Consigne 1:
Dites si chacune des affirmations (a), (b) et (c) concorde avec le texte sur la Françafrique, en répondant par oui ou non et en citant mot pour mot les termes décisifs du texte. (a) Le président Sarkozy avait dit vouloir en finir avec les pratiques de la Françafrique. (b) Le système Françafrique a disparu. (c) Jean Marie Bockel était ministre des affaires étrangères.
Consigne 2:
Réécrivez le passage du texte sur la Françafrique allant de "Les enjeux de" jusqu'à "et le Gabon." inclus, en remplaçant "ambiguïtés" par "équivoques".

Texte:
Les enjeux de la françafrique à l’aune de l’élection présidentielle gabonaise.
Le président Omar Bongo est mort. Le Gabon s’apprête à élire un nouveau président.
Vu de France, cet évènement aurait pu être un fait politique ordinaire, s’il n’y avait ces ambiguïtés qui, depuis si longtemps, ont assombri et assombrissent encore les relations entre la France, ancienne puissance coloniale, et le Gabon.
Et au-delà du Gabon, les préoccupations que soulève l’organisation de cette élection présidentielle gabonaise concernent, de façon plus générale, les relations entre la France et son ancien domaine colonial, communément appelées la Françafrique.
Qu’est-ce donc, la Françafrique ?
Celle-ci s’entend comme l’existence de réseaux institutionnels et personnels à travers lesquels certaines personnalités politiques françaises et certaines personnalités du monde des affaires conduisent leur propre politique en Afrique (de concert avec les dirigeants africains) pour y garantir les intérêts vitaux de la France, les intérêts des entreprises françaises dans ce continent ou simplement les intérêts privés de certains particuliers opérant sur ce continent. Ces réseaux agissant, selon les cas, en parallèles, de connivence ou à l’insu de la diplomatie officielle
[1].
Dénoncé pour son opacité et ses violences
[2], décrié par de nombreuses associations
[3], objet de plusieurs procès à retentissement
[4], le système Françafrique a toujours survécu et survit encore aujourd’hui, malgré les déclarations contraires des autorités publiques françaises
[5].
En accédant au pouvoir le président Sarkozy avait exprimé le besoin de mettre un terme aux pratiques de la Françafrique tant décriées et qui commençaient à nuire au prestige de la France en Afrique et ailleurs.
Les péripéties gouvernementales consécutives à ses rencontres avec certains chefs d’Etats africains dont feu Omar Bongo Ondimba et le limogeage de l’ancien ministre de la coopération, Jean Marie Bockel, avaient fini par convaincre nombre d’observateurs que la promesse de rupture dans les relations entre la France et l’Afrique ne serait pas tenue par le nouveau président français.

Données enregistrées:
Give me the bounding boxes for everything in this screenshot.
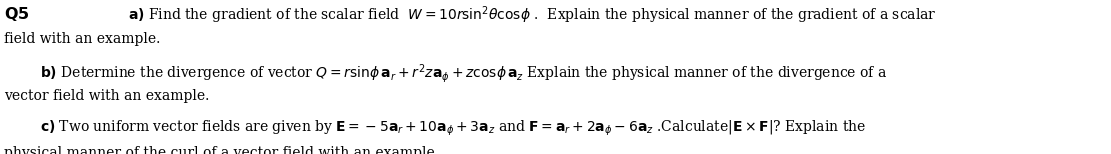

Réponse 1:
(a) Oui : « le président Sarkozy avait exprimé le besoin de mettre un terme aux pratiques de la Françafrique tant décriées ».
(b) Non : « le système Françafrique a toujours survécu et survit encore aujourd’hui ».
(c) Non : « l’ancien ministre de la coopération, Jean Marie Bockel ».

Réponse 2:
Les enjeux de la françafrique à l’aune de l’élection présidentielle gabonaise.
Le président Omar Bongo est mort. Le Gabon s’apprête à élire un nouveau président.
Vu de France, cet évènement aurait pu être un fait politique ordinaire, s’il n’y avait ces équivoques qui, depuis si longtemps, ont assombri et assombrissent encore les relations entre la France, ancienne puissance coloniale, et le Gabon.